#### Task directions
Identify the lines that contain the word "marker" and copy each one.

### Records provided ###

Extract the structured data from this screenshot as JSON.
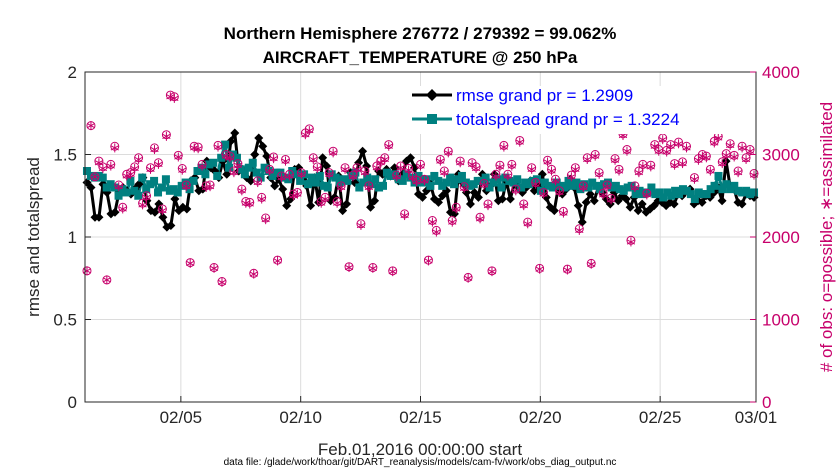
{
  "chart_data": {
    "type": "line",
    "title_line1": "Northern Hemisphere 276772 / 279392 = 99.062%",
    "title_line2": "AIRCRAFT_TEMPERATURE @ 250 hPa",
    "ylabel_left": "rmse and totalspread",
    "ylabel_right": "# of obs: o=possible; ∗=assimilated",
    "xlabel": "Feb.01,2016 00:00:00 start",
    "datafile": "data file: /glade/work/thoar/git/DART_reanalysis/models/cam-fv/work/obs_diag_output.nc",
    "ylim_left": [
      0,
      2
    ],
    "ylim_right": [
      0,
      4000
    ],
    "xlim_days": [
      1,
      29
    ],
    "yticks_left": [
      "0",
      "0.5",
      "1",
      "1.5",
      "2"
    ],
    "yticks_right": [
      "0",
      "1000",
      "2000",
      "3000",
      "4000"
    ],
    "xticks": [
      {
        "day": 5,
        "label": "02/05"
      },
      {
        "day": 10,
        "label": "02/10"
      },
      {
        "day": 15,
        "label": "02/15"
      },
      {
        "day": 20,
        "label": "02/20"
      },
      {
        "day": 25,
        "label": "02/25"
      },
      {
        "day": 29,
        "label": "03/01"
      }
    ],
    "grid": true,
    "legend_position": "top-right",
    "series": [
      {
        "name": "rmse grand pr = 1.2909",
        "color": "#000000",
        "marker": "diamond",
        "values": [
          1.33,
          1.3,
          1.12,
          1.12,
          1.32,
          1.27,
          1.14,
          1.15,
          1.27,
          1.3,
          1.28,
          1.26,
          1.29,
          1.32,
          1.36,
          1.22,
          1.16,
          1.15,
          1.2,
          1.12,
          1.06,
          1.07,
          1.23,
          1.16,
          1.18,
          1.17,
          1.34,
          1.36,
          1.28,
          1.29,
          1.46,
          1.42,
          1.4,
          1.36,
          1.46,
          1.38,
          1.58,
          1.63,
          1.4,
          1.41,
          1.36,
          1.34,
          1.5,
          1.6,
          1.55,
          1.49,
          1.36,
          1.31,
          1.35,
          1.29,
          1.19,
          1.23,
          1.41,
          1.42,
          1.35,
          1.31,
          1.19,
          1.36,
          1.21,
          1.48,
          1.43,
          1.22,
          1.24,
          1.37,
          1.16,
          1.2,
          1.39,
          1.33,
          1.45,
          1.52,
          1.43,
          1.18,
          1.22,
          1.4,
          1.38,
          1.41,
          1.37,
          1.42,
          1.34,
          1.38,
          1.46,
          1.48,
          1.42,
          1.26,
          1.24,
          1.28,
          1.32,
          1.23,
          1.21,
          1.25,
          1.28,
          1.15,
          1.14,
          1.38,
          1.33,
          1.27,
          1.2,
          1.27,
          1.24,
          1.38,
          1.28,
          1.31,
          1.38,
          1.22,
          1.23,
          1.34,
          1.23,
          1.33,
          1.3,
          1.27,
          1.3,
          1.34,
          1.28,
          1.31,
          1.38,
          1.24,
          1.18,
          1.16,
          1.3,
          1.26,
          1.29,
          1.35,
          1.3,
          1.19,
          1.09,
          1.21,
          1.26,
          1.22,
          1.3,
          1.27,
          1.23,
          1.2,
          1.27,
          1.22,
          1.25,
          1.23,
          1.18,
          1.24,
          1.16,
          1.2,
          1.15,
          1.17,
          1.19,
          1.22,
          1.21,
          1.19,
          1.21,
          1.2,
          1.26,
          1.25,
          1.28,
          1.29,
          1.2,
          1.22,
          1.21,
          1.25,
          1.24,
          1.27,
          1.3,
          1.22,
          1.46,
          1.31,
          1.29,
          1.21,
          1.2,
          1.26,
          1.25,
          1.24
        ]
      },
      {
        "name": "totalspread grand pr = 1.3224",
        "color": "#008080",
        "marker": "square",
        "values": [
          1.4,
          1.37,
          1.36,
          1.37,
          1.36,
          1.3,
          1.32,
          1.3,
          1.25,
          1.29,
          1.27,
          1.34,
          1.28,
          1.25,
          1.36,
          1.29,
          1.32,
          1.34,
          1.27,
          1.3,
          1.35,
          1.28,
          1.29,
          1.27,
          1.31,
          1.33,
          1.29,
          1.34,
          1.4,
          1.42,
          1.38,
          1.44,
          1.45,
          1.37,
          1.48,
          1.56,
          1.42,
          1.5,
          1.48,
          1.41,
          1.38,
          1.42,
          1.45,
          1.39,
          1.36,
          1.42,
          1.4,
          1.37,
          1.39,
          1.39,
          1.36,
          1.35,
          1.4,
          1.38,
          1.34,
          1.38,
          1.32,
          1.36,
          1.33,
          1.37,
          1.31,
          1.3,
          1.38,
          1.36,
          1.33,
          1.35,
          1.34,
          1.37,
          1.39,
          1.3,
          1.33,
          1.36,
          1.32,
          1.35,
          1.3,
          1.31,
          1.39,
          1.37,
          1.38,
          1.35,
          1.34,
          1.38,
          1.36,
          1.33,
          1.37,
          1.33,
          1.35,
          1.31,
          1.37,
          1.34,
          1.31,
          1.33,
          1.36,
          1.32,
          1.35,
          1.37,
          1.33,
          1.31,
          1.32,
          1.34,
          1.34,
          1.36,
          1.3,
          1.33,
          1.35,
          1.3,
          1.36,
          1.34,
          1.33,
          1.35,
          1.3,
          1.33,
          1.32,
          1.34,
          1.35,
          1.28,
          1.33,
          1.31,
          1.3,
          1.33,
          1.31,
          1.3,
          1.34,
          1.31,
          1.33,
          1.29,
          1.32,
          1.3,
          1.33,
          1.31,
          1.29,
          1.32,
          1.33,
          1.3,
          1.31,
          1.29,
          1.28,
          1.3,
          1.31,
          1.26,
          1.28,
          1.26,
          1.27,
          1.3,
          1.26,
          1.27,
          1.24,
          1.27,
          1.25,
          1.28,
          1.26,
          1.29,
          1.28,
          1.26,
          1.23,
          1.27,
          1.26,
          1.26,
          1.29,
          1.31,
          1.37,
          1.29,
          1.32,
          1.29,
          1.31,
          1.28,
          1.27,
          1.28,
          1.26,
          1.27
        ]
      },
      {
        "name": "possible",
        "color": "#c7006b",
        "marker": "circle",
        "axis": "right",
        "values": [
          1590,
          3350,
          2730,
          2920,
          2850,
          1480,
          2880,
          3100,
          2630,
          2360,
          2760,
          2780,
          2850,
          2960,
          2410,
          2500,
          2840,
          3080,
          2900,
          2340,
          3240,
          3720,
          3700,
          2990,
          2830,
          2630,
          1690,
          3100,
          3090,
          2880,
          2620,
          2630,
          1630,
          3110,
          1460,
          3000,
          2980,
          2800,
          2890,
          2580,
          2430,
          2420,
          1560,
          2680,
          2480,
          2230,
          2820,
          2970,
          1720,
          2740,
          2940,
          2760,
          2520,
          2540,
          2780,
          3260,
          3310,
          2960,
          2850,
          2430,
          2480,
          2780,
          3040,
          2430,
          2620,
          2840,
          1640,
          2750,
          2840,
          2160,
          2800,
          2620,
          1630,
          2860,
          2920,
          2960,
          3120,
          1590,
          2750,
          2860,
          2280,
          2830,
          2740,
          2690,
          2880,
          2700,
          1720,
          2200,
          2080,
          2940,
          2800,
          3040,
          2200,
          2360,
          2920,
          2610,
          1510,
          2900,
          2850,
          2240,
          2650,
          2400,
          1590,
          2760,
          2870,
          3110,
          2760,
          2880,
          2580,
          3170,
          2400,
          2180,
          2840,
          2660,
          1620,
          2540,
          2930,
          2820,
          2700,
          2560,
          2310,
          1610,
          2750,
          2840,
          2100,
          2620,
          2960,
          1680,
          3000,
          2780,
          2530,
          2630,
          2470,
          2950,
          2820,
          3250,
          3060,
          1960,
          2620,
          2800,
          2880,
          2530,
          2870,
          3120,
          3060,
          3200,
          3050,
          3120,
          2890,
          3150,
          2910,
          3100,
          3370,
          2720,
          2950,
          3000,
          2980,
          2820,
          3160,
          3220,
          2910,
          3010,
          3130,
          2990,
          2800,
          3100,
          2960,
          3060,
          2770
        ]
      },
      {
        "name": "assimilated",
        "color": "#c7006b",
        "marker": "star",
        "axis": "right",
        "values": [
          1590,
          3350,
          2730,
          2900,
          2830,
          1480,
          2860,
          3080,
          2610,
          2340,
          2740,
          2760,
          2830,
          2940,
          2390,
          2480,
          2820,
          3060,
          2880,
          2320,
          3220,
          3700,
          3680,
          2970,
          2810,
          2610,
          1680,
          3080,
          3070,
          2860,
          2600,
          2610,
          1620,
          3090,
          1450,
          2980,
          2960,
          2780,
          2870,
          2560,
          2410,
          2400,
          1550,
          2660,
          2460,
          2210,
          2800,
          2950,
          1710,
          2720,
          2920,
          2740,
          2500,
          2520,
          2760,
          3240,
          3290,
          2940,
          2830,
          2410,
          2460,
          2760,
          3020,
          2410,
          2600,
          2820,
          1630,
          2730,
          2820,
          2140,
          2780,
          2600,
          1620,
          2840,
          2900,
          2940,
          3100,
          1580,
          2730,
          2840,
          2260,
          2810,
          2720,
          2670,
          2860,
          2680,
          1710,
          2180,
          2060,
          2920,
          2780,
          3020,
          2180,
          2340,
          2900,
          2590,
          1500,
          2880,
          2830,
          2220,
          2630,
          2380,
          1580,
          2740,
          2850,
          3090,
          2740,
          2860,
          2560,
          3150,
          2380,
          2160,
          2820,
          2640,
          1610,
          2520,
          2910,
          2800,
          2680,
          2540,
          2290,
          1600,
          2730,
          2820,
          2080,
          2600,
          2940,
          1670,
          2980,
          2760,
          2510,
          2610,
          2450,
          2930,
          2800,
          3230,
          3040,
          1940,
          2600,
          2780,
          2860,
          2510,
          2850,
          3100,
          3040,
          3180,
          3030,
          3100,
          2870,
          3130,
          2890,
          3080,
          3350,
          2700,
          2930,
          2980,
          2960,
          2800,
          3140,
          3200,
          2890,
          2990,
          3110,
          2970,
          2780,
          3080,
          2940,
          3040,
          2750
        ]
      }
    ]
  }
}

###

#### Written reply
        "marker": "diamond",
        "marker": "square",
        "marker": "circle",
        "marker": "star",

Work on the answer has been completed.